▸ The request: Copy out every line in which the string "Above" occurs.

Dataset rows about figures:
------------------------------------
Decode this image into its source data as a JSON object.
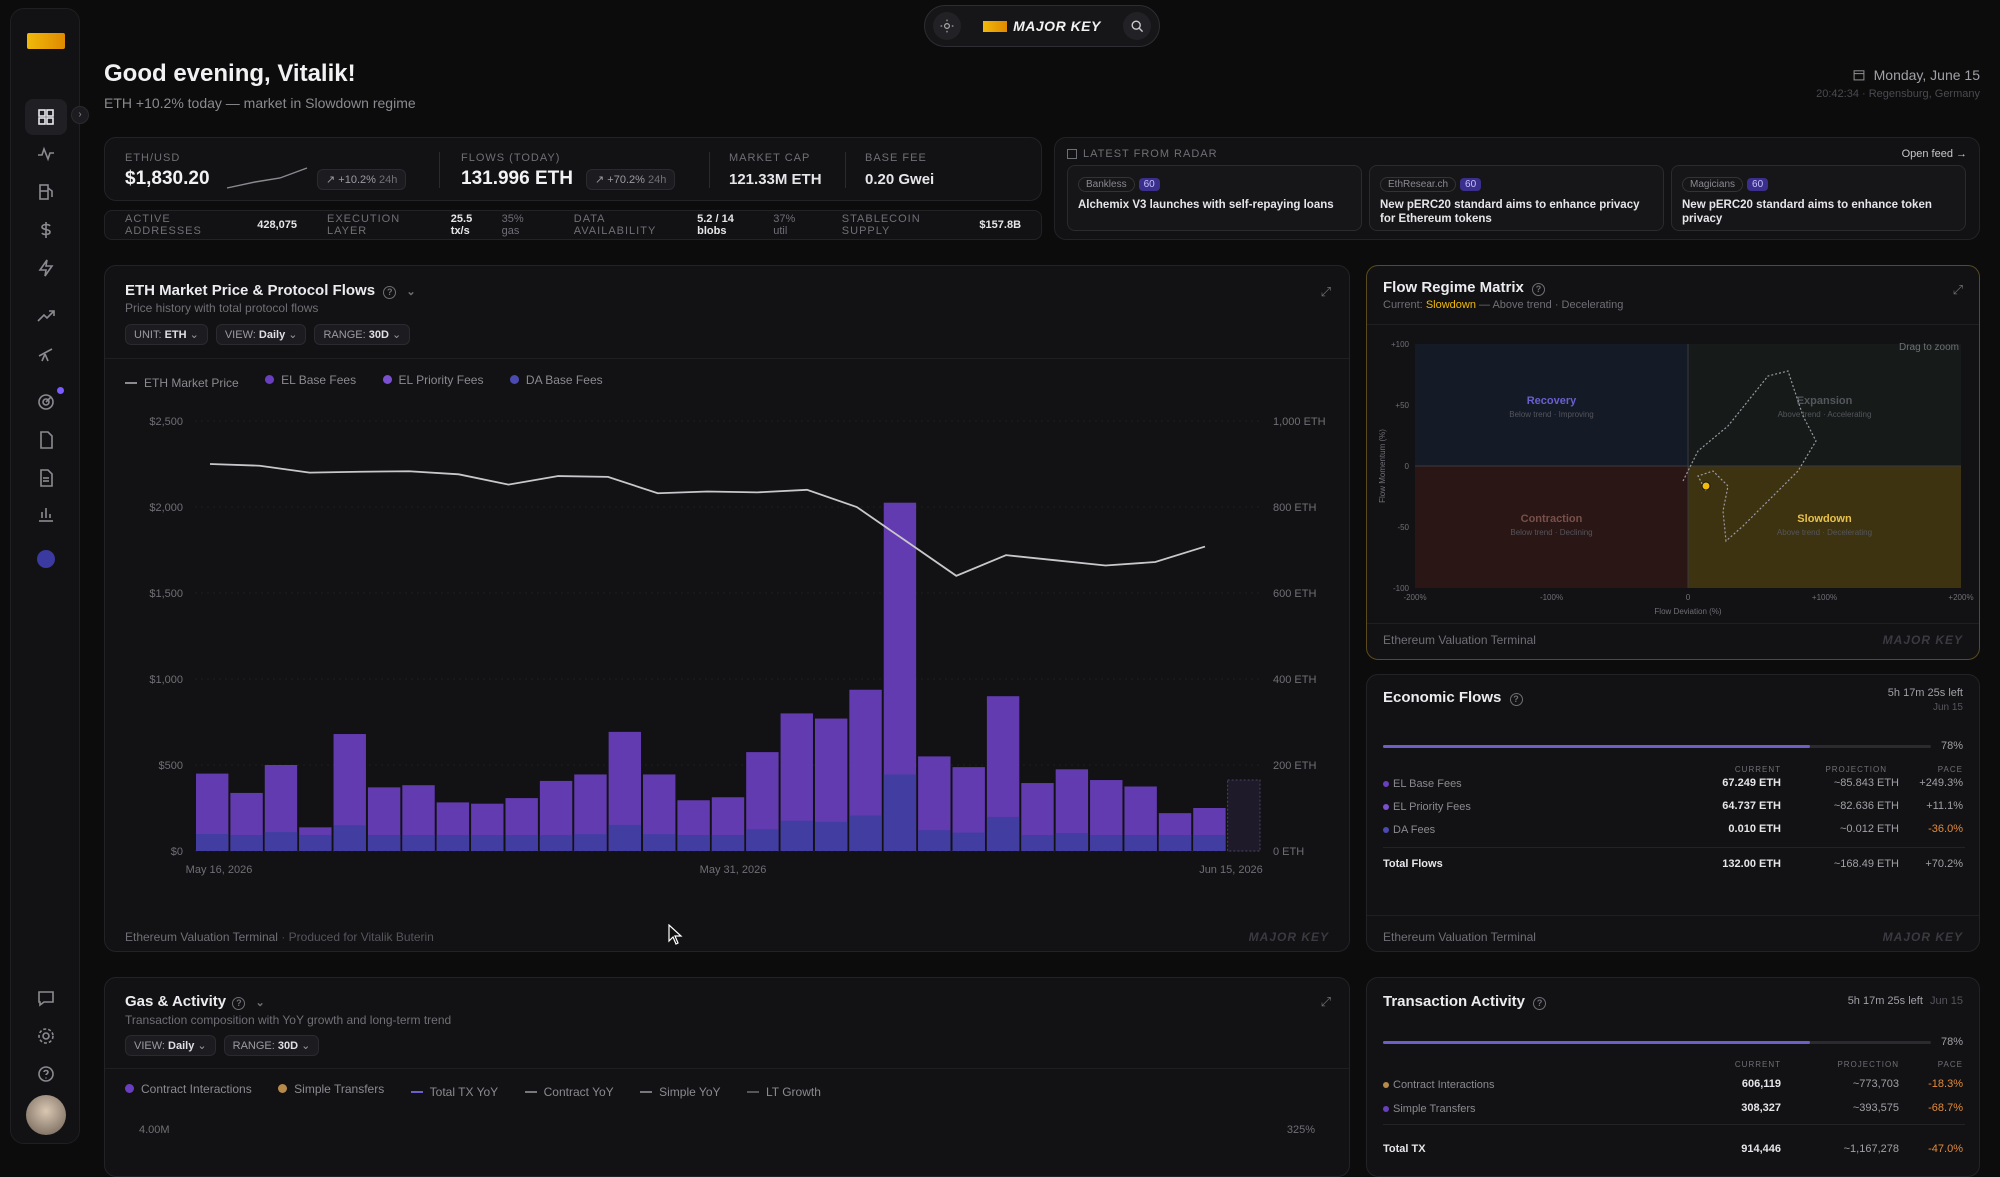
{
  "topbar": {
    "brand": "MAJOR KEY"
  },
  "header": {
    "greeting": "Good evening, Vitalik!",
    "subtitle": "ETH +10.2% today — market in Slowdown regime",
    "date": "Monday, June 15",
    "time_location": "20:42:34 · Regensburg, Germany"
  },
  "stats": {
    "eth_label": "ETH/USD",
    "eth_value": "$1,830.20",
    "eth_change": "+10.2%",
    "eth_period": "24h",
    "flows_label": "FLOWS (TODAY)",
    "flows_value": "131.996 ETH",
    "flows_change": "+70.2%",
    "flows_period": "24h",
    "mcap_label": "MARKET CAP",
    "mcap_value": "121.33M ETH",
    "fee_label": "BASE FEE",
    "fee_value": "0.20 Gwei"
  },
  "metrics": {
    "active_label": "ACTIVE ADDRESSES",
    "active_value": "428,075",
    "exec_label": "EXECUTION LAYER",
    "exec_value": "25.5 tx/s",
    "exec_extra": "35% gas",
    "da_label": "DATA AVAILABILITY",
    "da_value": "5.2 / 14 blobs",
    "da_extra": "37% util",
    "stable_label": "STABLECOIN SUPPLY",
    "stable_value": "$157.8B"
  },
  "radar": {
    "title": "LATEST FROM RADAR",
    "open_feed": "Open feed →",
    "items": [
      {
        "source": "Bankless",
        "score": "60",
        "title": "Alchemix V3 launches with self-repaying loans"
      },
      {
        "source": "EthResear.ch",
        "score": "60",
        "title": "New pERC20 standard aims to enhance privacy for Ethereum tokens"
      },
      {
        "source": "Magicians",
        "score": "60",
        "title": "New pERC20 standard aims to enhance token privacy"
      }
    ]
  },
  "main_chart": {
    "title": "ETH Market Price & Protocol Flows",
    "subtitle": "Price history with total protocol flows",
    "unit_label": "UNIT:",
    "unit_value": "ETH",
    "view_label": "VIEW:",
    "view_value": "Daily",
    "range_label": "RANGE:",
    "range_value": "30D",
    "legend": [
      "ETH Market Price",
      "EL Base Fees",
      "EL Priority Fees",
      "DA Base Fees"
    ],
    "footer": "Ethereum Valuation Terminal",
    "footer_extra": "Produced for Vitalik Buterin",
    "brand": "MAJOR KEY"
  },
  "chart_data": {
    "type": "bar",
    "x_ticks": [
      "May 16, 2026",
      "May 31, 2026",
      "Jun 15, 2026"
    ],
    "y_left_ticks": [
      "$2,500",
      "$2,000",
      "$1,500",
      "$1,000",
      "$500",
      "$0"
    ],
    "y_right_ticks": [
      "1,000 ETH",
      "800 ETH",
      "600 ETH",
      "400 ETH",
      "200 ETH",
      "0 ETH"
    ],
    "ylim_right": [
      0,
      1000
    ],
    "ylim_left": [
      0,
      2500
    ],
    "flows_eth": [
      180,
      135,
      200,
      55,
      272,
      148,
      153,
      113,
      110,
      123,
      163,
      178,
      277,
      178,
      118,
      125,
      230,
      320,
      308,
      375,
      810,
      220,
      195,
      360,
      158,
      190,
      165,
      150,
      88,
      100,
      165
    ],
    "price_usd": [
      2250,
      2240,
      2200,
      2205,
      2208,
      2190,
      2130,
      2180,
      2175,
      2080,
      2090,
      2085,
      2100,
      2000,
      1800,
      1600,
      1720,
      1690,
      1660,
      1680,
      1770
    ],
    "colors": {
      "bars": "#6a3fbf",
      "bars_low": "#3e3ea0",
      "price": "#c8c8cc",
      "accent": "#f0b90b"
    }
  },
  "regime": {
    "title": "Flow Regime Matrix",
    "current_label": "Current:",
    "current_value": "Slowdown",
    "current_extra": "— Above trend · Decelerating",
    "drag": "Drag to zoom",
    "quadrants": [
      {
        "name": "Recovery",
        "desc": "Below trend · Improving"
      },
      {
        "name": "Expansion",
        "desc": "Above trend · Accelerating"
      },
      {
        "name": "Contraction",
        "desc": "Below trend · Declining"
      },
      {
        "name": "Slowdown",
        "desc": "Above trend · Decelerating"
      }
    ],
    "y_ticks": [
      "+100",
      "+50",
      "0",
      "-50",
      "-100"
    ],
    "x_ticks": [
      "-200%",
      "-100%",
      "0",
      "+100%",
      "+200%"
    ],
    "y_label": "Flow Momentum (%)",
    "x_label": "Flow Deviation (%)",
    "footer": "Ethereum Valuation Terminal",
    "brand": "MAJOR KEY"
  },
  "econ": {
    "title": "Economic Flows",
    "time_left": "5h 17m 25s left",
    "date": "Jun 15",
    "progress": 78,
    "progress_label": "78%",
    "col_current": "CURRENT",
    "col_projection": "PROJECTION",
    "col_pace": "PACE",
    "rows": [
      {
        "name": "EL Base Fees",
        "current": "67.249 ETH",
        "projection": "~85.843 ETH",
        "pace": "+249.3%"
      },
      {
        "name": "EL Priority Fees",
        "current": "64.737 ETH",
        "projection": "~82.636 ETH",
        "pace": "+11.1%"
      },
      {
        "name": "DA Fees",
        "current": "0.010 ETH",
        "projection": "~0.012 ETH",
        "pace": "-36.0%"
      }
    ],
    "total": {
      "name": "Total Flows",
      "current": "132.00 ETH",
      "projection": "~168.49 ETH",
      "pace": "+70.2%"
    },
    "footer": "Ethereum Valuation Terminal",
    "brand": "MAJOR KEY"
  },
  "gas": {
    "title": "Gas & Activity",
    "subtitle": "Transaction composition with YoY growth and long-term trend",
    "view_label": "VIEW:",
    "view_value": "Daily",
    "range_label": "RANGE:",
    "range_value": "30D",
    "legend": [
      "Contract Interactions",
      "Simple Transfers",
      "Total TX YoY",
      "Contract YoY",
      "Simple YoY",
      "LT Growth"
    ],
    "y_left_top": "4.00M",
    "y_right_top": "325%"
  },
  "tx": {
    "title": "Transaction Activity",
    "time_left": "5h 17m 25s left",
    "date": "Jun 15",
    "progress": 78,
    "progress_label": "78%",
    "col_current": "CURRENT",
    "col_projection": "PROJECTION",
    "col_pace": "PACE",
    "rows": [
      {
        "name": "Contract Interactions",
        "current": "606,119",
        "projection": "~773,703",
        "pace": "-18.3%"
      },
      {
        "name": "Simple Transfers",
        "current": "308,327",
        "projection": "~393,575",
        "pace": "-68.7%"
      }
    ],
    "total": {
      "name": "Total TX",
      "current": "914,446",
      "projection": "~1,167,278",
      "pace": "-47.0%"
    }
  }
}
------------------------------------
▸ Written response:
    "current_extra": "— Above trend · Decelerating",
        "desc": "Above trend · Accelerating"
        "desc": "Above trend · Decelerating"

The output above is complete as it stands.